Data shown
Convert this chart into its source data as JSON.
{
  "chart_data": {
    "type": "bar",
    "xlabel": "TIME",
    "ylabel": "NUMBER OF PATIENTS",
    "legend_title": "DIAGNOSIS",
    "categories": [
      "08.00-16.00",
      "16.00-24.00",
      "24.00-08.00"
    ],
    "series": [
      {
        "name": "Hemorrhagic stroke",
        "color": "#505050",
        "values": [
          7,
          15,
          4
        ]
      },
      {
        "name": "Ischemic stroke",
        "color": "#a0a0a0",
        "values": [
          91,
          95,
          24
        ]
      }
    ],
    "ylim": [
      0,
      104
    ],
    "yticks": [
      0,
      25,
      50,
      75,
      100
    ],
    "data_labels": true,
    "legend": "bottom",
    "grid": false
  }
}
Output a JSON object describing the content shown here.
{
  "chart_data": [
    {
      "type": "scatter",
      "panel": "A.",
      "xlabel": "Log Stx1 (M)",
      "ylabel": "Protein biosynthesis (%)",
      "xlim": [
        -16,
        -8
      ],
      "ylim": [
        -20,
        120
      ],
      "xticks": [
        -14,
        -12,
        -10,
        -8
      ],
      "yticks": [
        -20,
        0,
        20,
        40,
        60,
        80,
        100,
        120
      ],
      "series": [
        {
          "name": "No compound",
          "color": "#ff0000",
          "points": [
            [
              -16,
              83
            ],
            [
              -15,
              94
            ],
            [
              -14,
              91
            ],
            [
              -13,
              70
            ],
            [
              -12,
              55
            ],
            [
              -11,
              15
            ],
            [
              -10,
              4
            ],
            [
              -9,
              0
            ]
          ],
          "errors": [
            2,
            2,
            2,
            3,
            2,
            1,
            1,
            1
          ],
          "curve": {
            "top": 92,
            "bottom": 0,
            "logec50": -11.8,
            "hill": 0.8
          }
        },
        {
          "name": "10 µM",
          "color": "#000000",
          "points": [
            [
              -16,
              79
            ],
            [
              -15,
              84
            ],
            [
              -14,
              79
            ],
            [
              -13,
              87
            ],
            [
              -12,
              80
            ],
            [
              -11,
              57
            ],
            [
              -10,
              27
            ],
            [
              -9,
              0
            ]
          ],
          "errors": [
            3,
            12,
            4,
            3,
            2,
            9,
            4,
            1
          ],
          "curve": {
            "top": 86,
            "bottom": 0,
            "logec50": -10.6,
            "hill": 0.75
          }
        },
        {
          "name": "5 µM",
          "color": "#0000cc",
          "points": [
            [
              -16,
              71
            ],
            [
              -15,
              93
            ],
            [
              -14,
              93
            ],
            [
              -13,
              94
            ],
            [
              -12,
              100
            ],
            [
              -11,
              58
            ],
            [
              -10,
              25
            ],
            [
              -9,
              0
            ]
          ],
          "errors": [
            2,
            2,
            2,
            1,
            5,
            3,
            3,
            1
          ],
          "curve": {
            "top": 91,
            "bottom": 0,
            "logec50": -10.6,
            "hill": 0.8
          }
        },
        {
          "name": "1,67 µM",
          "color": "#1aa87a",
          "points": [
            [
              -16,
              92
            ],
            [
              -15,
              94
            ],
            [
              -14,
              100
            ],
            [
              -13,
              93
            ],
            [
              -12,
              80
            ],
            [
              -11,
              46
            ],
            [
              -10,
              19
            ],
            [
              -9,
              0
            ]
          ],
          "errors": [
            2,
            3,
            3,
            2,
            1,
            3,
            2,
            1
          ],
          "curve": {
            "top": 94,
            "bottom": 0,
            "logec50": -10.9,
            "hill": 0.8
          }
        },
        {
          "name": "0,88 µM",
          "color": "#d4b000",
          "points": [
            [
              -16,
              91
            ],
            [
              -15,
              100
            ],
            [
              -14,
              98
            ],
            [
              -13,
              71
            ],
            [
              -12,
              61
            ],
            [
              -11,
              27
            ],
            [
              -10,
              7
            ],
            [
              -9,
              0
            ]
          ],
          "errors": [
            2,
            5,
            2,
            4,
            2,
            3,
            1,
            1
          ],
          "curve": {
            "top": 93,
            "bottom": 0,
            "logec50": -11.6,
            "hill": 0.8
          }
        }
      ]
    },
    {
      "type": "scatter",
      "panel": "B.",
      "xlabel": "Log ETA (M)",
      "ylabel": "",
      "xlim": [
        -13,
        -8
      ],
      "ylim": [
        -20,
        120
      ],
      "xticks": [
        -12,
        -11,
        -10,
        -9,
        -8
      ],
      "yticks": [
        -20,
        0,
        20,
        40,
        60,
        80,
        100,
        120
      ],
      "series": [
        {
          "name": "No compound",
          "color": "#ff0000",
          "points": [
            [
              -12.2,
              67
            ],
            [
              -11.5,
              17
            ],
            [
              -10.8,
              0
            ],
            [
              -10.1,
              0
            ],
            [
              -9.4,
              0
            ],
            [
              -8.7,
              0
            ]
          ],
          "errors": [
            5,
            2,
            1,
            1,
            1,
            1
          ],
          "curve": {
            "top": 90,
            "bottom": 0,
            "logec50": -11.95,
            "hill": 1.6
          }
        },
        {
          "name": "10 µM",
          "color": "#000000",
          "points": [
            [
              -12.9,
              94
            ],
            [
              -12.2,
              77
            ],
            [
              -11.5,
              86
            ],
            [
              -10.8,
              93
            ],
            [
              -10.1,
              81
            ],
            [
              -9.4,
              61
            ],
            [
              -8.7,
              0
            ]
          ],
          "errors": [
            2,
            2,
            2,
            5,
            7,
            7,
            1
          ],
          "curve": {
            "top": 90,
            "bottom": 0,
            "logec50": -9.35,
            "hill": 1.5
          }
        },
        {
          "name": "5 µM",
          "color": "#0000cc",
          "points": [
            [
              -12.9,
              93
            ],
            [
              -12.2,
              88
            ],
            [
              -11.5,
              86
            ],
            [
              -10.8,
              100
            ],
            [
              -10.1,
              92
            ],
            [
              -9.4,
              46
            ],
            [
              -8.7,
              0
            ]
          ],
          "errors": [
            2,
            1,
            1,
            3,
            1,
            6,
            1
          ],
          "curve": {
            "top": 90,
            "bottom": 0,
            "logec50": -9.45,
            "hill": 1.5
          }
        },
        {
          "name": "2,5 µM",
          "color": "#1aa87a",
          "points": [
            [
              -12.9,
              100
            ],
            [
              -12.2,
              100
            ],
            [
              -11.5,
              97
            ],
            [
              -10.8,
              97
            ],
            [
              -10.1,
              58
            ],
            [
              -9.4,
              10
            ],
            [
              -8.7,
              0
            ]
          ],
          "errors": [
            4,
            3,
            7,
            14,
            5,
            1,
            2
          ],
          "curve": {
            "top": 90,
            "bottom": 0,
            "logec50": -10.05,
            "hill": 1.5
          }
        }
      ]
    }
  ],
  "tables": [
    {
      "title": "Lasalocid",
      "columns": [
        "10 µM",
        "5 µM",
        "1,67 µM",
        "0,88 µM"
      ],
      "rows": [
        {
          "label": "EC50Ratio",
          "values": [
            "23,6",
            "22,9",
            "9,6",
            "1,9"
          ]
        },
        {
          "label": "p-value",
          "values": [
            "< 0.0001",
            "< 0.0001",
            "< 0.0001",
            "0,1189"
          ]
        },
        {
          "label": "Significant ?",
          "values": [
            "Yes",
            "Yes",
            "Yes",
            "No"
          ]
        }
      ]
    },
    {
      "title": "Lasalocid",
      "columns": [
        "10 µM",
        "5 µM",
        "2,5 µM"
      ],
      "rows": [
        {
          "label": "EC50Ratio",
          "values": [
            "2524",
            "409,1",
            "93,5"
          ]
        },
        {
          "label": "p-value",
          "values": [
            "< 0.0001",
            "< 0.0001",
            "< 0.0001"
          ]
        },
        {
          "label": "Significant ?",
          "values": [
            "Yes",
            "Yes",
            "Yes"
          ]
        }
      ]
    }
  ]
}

Problem
Reproduce each of the records word for word.

Response area
Convert this chart into its source data as JSON.
{
  "chart_data": {
    "type": "bar",
    "xlabel": "TIME",
    "ylabel": "NUMBER OF PATIENTS",
    "legend_title": "DIAGNOSIS",
    "categories": [
      "08.00-16.00",
      "16.00-24.00",
      "24.00-08.00"
    ],
    "series": [
      {
        "name": "Hemorrhagic stroke",
        "color": "#505050",
        "values": [
          7,
          15,
          4
        ]
      },
      {
        "name": "Ischemic stroke",
        "color": "#a0a0a0",
        "values": [
          91,
          95,
          24
        ]
      }
    ],
    "ylim": [
      0,
      104
    ],
    "yticks": [
      0,
      25,
      50,
      75,
      100
    ],
    "data_labels": true,
    "legend": "bottom",
    "grid": false
  }
}
Output a JSON object describing the content shown here.
{
  "chart_data": [
    {
      "type": "scatter",
      "panel": "A.",
      "xlabel": "Log Stx1 (M)",
      "ylabel": "Protein biosynthesis (%)",
      "xlim": [
        -16,
        -8
      ],
      "ylim": [
        -20,
        120
      ],
      "xticks": [
        -14,
        -12,
        -10,
        -8
      ],
      "yticks": [
        -20,
        0,
        20,
        40,
        60,
        80,
        100,
        120
      ],
      "series": [
        {
          "name": "No compound",
          "color": "#ff0000",
          "points": [
            [
              -16,
              83
            ],
            [
              -15,
              94
            ],
            [
              -14,
              91
            ],
            [
              -13,
              70
            ],
            [
              -12,
              55
            ],
            [
              -11,
              15
            ],
            [
              -10,
              4
            ],
            [
              -9,
              0
            ]
          ],
          "errors": [
            2,
            2,
            2,
            3,
            2,
            1,
            1,
            1
          ],
          "curve": {
            "top": 92,
            "bottom": 0,
            "logec50": -11.8,
            "hill": 0.8
          }
        },
        {
          "name": "10 µM",
          "color": "#000000",
          "points": [
            [
              -16,
              79
            ],
            [
              -15,
              84
            ],
            [
              -14,
              79
            ],
            [
              -13,
              87
            ],
            [
              -12,
              80
            ],
            [
              -11,
              57
            ],
            [
              -10,
              27
            ],
            [
              -9,
              0
            ]
          ],
          "errors": [
            3,
            12,
            4,
            3,
            2,
            9,
            4,
            1
          ],
          "curve": {
            "top": 86,
            "bottom": 0,
            "logec50": -10.6,
            "hill": 0.75
          }
        },
        {
          "name": "5 µM",
          "color": "#0000cc",
          "points": [
            [
              -16,
              71
            ],
            [
              -15,
              93
            ],
            [
              -14,
              93
            ],
            [
              -13,
              94
            ],
            [
              -12,
              100
            ],
            [
              -11,
              58
            ],
            [
              -10,
              25
            ],
            [
              -9,
              0
            ]
          ],
          "errors": [
            2,
            2,
            2,
            1,
            5,
            3,
            3,
            1
          ],
          "curve": {
            "top": 91,
            "bottom": 0,
            "logec50": -10.6,
            "hill": 0.8
          }
        },
        {
          "name": "1,67 µM",
          "color": "#1aa87a",
          "points": [
            [
              -16,
              92
            ],
            [
              -15,
              94
            ],
            [
              -14,
              100
            ],
            [
              -13,
              93
            ],
            [
              -12,
              80
            ],
            [
              -11,
              46
            ],
            [
              -10,
              19
            ],
            [
              -9,
              0
            ]
          ],
          "errors": [
            2,
            3,
            3,
            2,
            1,
            3,
            2,
            1
          ],
          "curve": {
            "top": 94,
            "bottom": 0,
            "logec50": -10.9,
            "hill": 0.8
          }
        },
        {
          "name": "0,88 µM",
          "color": "#d4b000",
          "points": [
            [
              -16,
              91
            ],
            [
              -15,
              100
            ],
            [
              -14,
              98
            ],
            [
              -13,
              71
            ],
            [
              -12,
              61
            ],
            [
              -11,
              27
            ],
            [
              -10,
              7
            ],
            [
              -9,
              0
            ]
          ],
          "errors": [
            2,
            5,
            2,
            4,
            2,
            3,
            1,
            1
          ],
          "curve": {
            "top": 93,
            "bottom": 0,
            "logec50": -11.6,
            "hill": 0.8
          }
        }
      ]
    },
    {
      "type": "scatter",
      "panel": "B.",
      "xlabel": "Log ETA (M)",
      "ylabel": "",
      "xlim": [
        -13,
        -8
      ],
      "ylim": [
        -20,
        120
      ],
      "xticks": [
        -12,
        -11,
        -10,
        -9,
        -8
      ],
      "yticks": [
        -20,
        0,
        20,
        40,
        60,
        80,
        100,
        120
      ],
      "series": [
        {
          "name": "No compound",
          "color": "#ff0000",
          "points": [
            [
              -12.2,
              67
            ],
            [
              -11.5,
              17
            ],
            [
              -10.8,
              0
            ],
            [
              -10.1,
              0
            ],
            [
              -9.4,
              0
            ],
            [
              -8.7,
              0
            ]
          ],
          "errors": [
            5,
            2,
            1,
            1,
            1,
            1
          ],
          "curve": {
            "top": 90,
            "bottom": 0,
            "logec50": -11.95,
            "hill": 1.6
          }
        },
        {
          "name": "10 µM",
          "color": "#000000",
          "points": [
            [
              -12.9,
              94
            ],
            [
              -12.2,
              77
            ],
            [
              -11.5,
              86
            ],
            [
              -10.8,
              93
            ],
            [
              -10.1,
              81
            ],
            [
              -9.4,
              61
            ],
            [
              -8.7,
              0
            ]
          ],
          "errors": [
            2,
            2,
            2,
            5,
            7,
            7,
            1
          ],
          "curve": {
            "top": 90,
            "bottom": 0,
            "logec50": -9.35,
            "hill": 1.5
          }
        },
        {
          "name": "5 µM",
          "color": "#0000cc",
          "points": [
            [
              -12.9,
              93
            ],
            [
              -12.2,
              88
            ],
            [
              -11.5,
              86
            ],
            [
              -10.8,
              100
            ],
            [
              -10.1,
              92
            ],
            [
              -9.4,
              46
            ],
            [
              -8.7,
              0
            ]
          ],
          "errors": [
            2,
            1,
            1,
            3,
            1,
            6,
            1
          ],
          "curve": {
            "top": 90,
            "bottom": 0,
            "logec50": -9.45,
            "hill": 1.5
          }
        },
        {
          "name": "2,5 µM",
          "color": "#1aa87a",
          "points": [
            [
              -12.9,
              100
            ],
            [
              -12.2,
              100
            ],
            [
              -11.5,
              97
            ],
            [
              -10.8,
              97
            ],
            [
              -10.1,
              58
            ],
            [
              -9.4,
              10
            ],
            [
              -8.7,
              0
            ]
          ],
          "errors": [
            4,
            3,
            7,
            14,
            5,
            1,
            2
          ],
          "curve": {
            "top": 90,
            "bottom": 0,
            "logec50": -10.05,
            "hill": 1.5
          }
        }
      ]
    }
  ],
  "tables": [
    {
      "title": "Lasalocid",
      "columns": [
        "10 µM",
        "5 µM",
        "1,67 µM",
        "0,88 µM"
      ],
      "rows": [
        {
          "label": "EC50Ratio",
          "values": [
            "23,6",
            "22,9",
            "9,6",
            "1,9"
          ]
        },
        {
          "label": "p-value",
          "values": [
            "< 0.0001",
            "< 0.0001",
            "< 0.0001",
            "0,1189"
          ]
        },
        {
          "label": "Significant ?",
          "values": [
            "Yes",
            "Yes",
            "Yes",
            "No"
          ]
        }
      ]
    },
    {
      "title": "Lasalocid",
      "columns": [
        "10 µM",
        "5 µM",
        "2,5 µM"
      ],
      "rows": [
        {
          "label": "EC50Ratio",
          "values": [
            "2524",
            "409,1",
            "93,5"
          ]
        },
        {
          "label": "p-value",
          "values": [
            "< 0.0001",
            "< 0.0001",
            "< 0.0001"
          ]
        },
        {
          "label": "Significant ?",
          "values": [
            "Yes",
            "Yes",
            "Yes"
          ]
        }
      ]
    }
  ]
}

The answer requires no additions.